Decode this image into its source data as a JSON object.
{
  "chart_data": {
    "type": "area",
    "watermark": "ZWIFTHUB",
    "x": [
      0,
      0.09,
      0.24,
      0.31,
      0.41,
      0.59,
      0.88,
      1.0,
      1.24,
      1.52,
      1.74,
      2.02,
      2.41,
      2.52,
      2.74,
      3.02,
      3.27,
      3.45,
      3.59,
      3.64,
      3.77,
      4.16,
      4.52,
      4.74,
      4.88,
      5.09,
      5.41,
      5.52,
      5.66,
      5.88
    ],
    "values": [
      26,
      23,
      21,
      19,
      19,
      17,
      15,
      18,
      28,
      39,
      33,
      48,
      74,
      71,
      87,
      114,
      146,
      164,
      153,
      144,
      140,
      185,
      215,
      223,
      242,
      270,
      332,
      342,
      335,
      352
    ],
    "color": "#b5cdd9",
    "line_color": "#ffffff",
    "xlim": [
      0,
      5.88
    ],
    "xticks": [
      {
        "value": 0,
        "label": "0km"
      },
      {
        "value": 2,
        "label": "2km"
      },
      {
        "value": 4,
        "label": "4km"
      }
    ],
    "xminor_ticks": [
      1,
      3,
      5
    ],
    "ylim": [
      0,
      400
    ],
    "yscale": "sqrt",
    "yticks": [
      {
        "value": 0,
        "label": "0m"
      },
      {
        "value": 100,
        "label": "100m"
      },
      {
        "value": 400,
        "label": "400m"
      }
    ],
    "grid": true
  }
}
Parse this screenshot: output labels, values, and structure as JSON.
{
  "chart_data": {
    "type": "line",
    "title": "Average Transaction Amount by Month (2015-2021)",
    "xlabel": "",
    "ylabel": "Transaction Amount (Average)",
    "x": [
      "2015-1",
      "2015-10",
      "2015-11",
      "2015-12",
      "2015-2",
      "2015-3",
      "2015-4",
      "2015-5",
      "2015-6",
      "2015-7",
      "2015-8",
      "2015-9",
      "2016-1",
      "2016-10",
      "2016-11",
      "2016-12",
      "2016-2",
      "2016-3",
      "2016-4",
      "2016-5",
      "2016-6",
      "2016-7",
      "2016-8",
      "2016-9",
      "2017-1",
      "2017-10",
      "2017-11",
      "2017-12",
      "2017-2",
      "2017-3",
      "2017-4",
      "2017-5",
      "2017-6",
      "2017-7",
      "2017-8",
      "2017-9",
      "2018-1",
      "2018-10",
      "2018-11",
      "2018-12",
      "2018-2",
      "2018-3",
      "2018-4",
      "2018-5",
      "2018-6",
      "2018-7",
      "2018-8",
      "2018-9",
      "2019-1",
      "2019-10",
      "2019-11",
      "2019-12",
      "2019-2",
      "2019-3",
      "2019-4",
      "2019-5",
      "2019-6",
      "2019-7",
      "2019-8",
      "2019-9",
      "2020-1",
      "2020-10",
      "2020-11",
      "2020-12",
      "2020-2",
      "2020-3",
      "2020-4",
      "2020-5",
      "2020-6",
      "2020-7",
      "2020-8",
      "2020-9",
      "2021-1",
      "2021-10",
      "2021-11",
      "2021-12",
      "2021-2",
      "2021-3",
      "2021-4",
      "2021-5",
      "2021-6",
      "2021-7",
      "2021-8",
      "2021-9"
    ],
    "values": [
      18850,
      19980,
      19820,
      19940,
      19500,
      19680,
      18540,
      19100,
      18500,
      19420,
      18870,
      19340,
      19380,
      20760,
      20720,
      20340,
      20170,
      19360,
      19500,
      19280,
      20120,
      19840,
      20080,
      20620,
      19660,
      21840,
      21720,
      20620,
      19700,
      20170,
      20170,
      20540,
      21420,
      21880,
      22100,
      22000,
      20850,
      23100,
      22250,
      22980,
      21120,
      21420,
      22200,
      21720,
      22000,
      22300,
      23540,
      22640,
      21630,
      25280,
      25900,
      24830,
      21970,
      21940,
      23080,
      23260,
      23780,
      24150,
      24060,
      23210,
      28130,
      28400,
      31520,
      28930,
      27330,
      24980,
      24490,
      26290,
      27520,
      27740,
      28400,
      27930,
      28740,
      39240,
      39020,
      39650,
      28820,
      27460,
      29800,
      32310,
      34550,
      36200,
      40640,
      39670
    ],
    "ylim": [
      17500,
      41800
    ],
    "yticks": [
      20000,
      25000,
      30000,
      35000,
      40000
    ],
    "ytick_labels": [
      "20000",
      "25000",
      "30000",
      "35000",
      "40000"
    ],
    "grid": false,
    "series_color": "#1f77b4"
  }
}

Short task: Within the listing above, find every line containing the string "JSON" and return it.

The answer:
Decode this image into its source data as a JSON object.
Parse this screenshot: output labels, values, and structure as JSON.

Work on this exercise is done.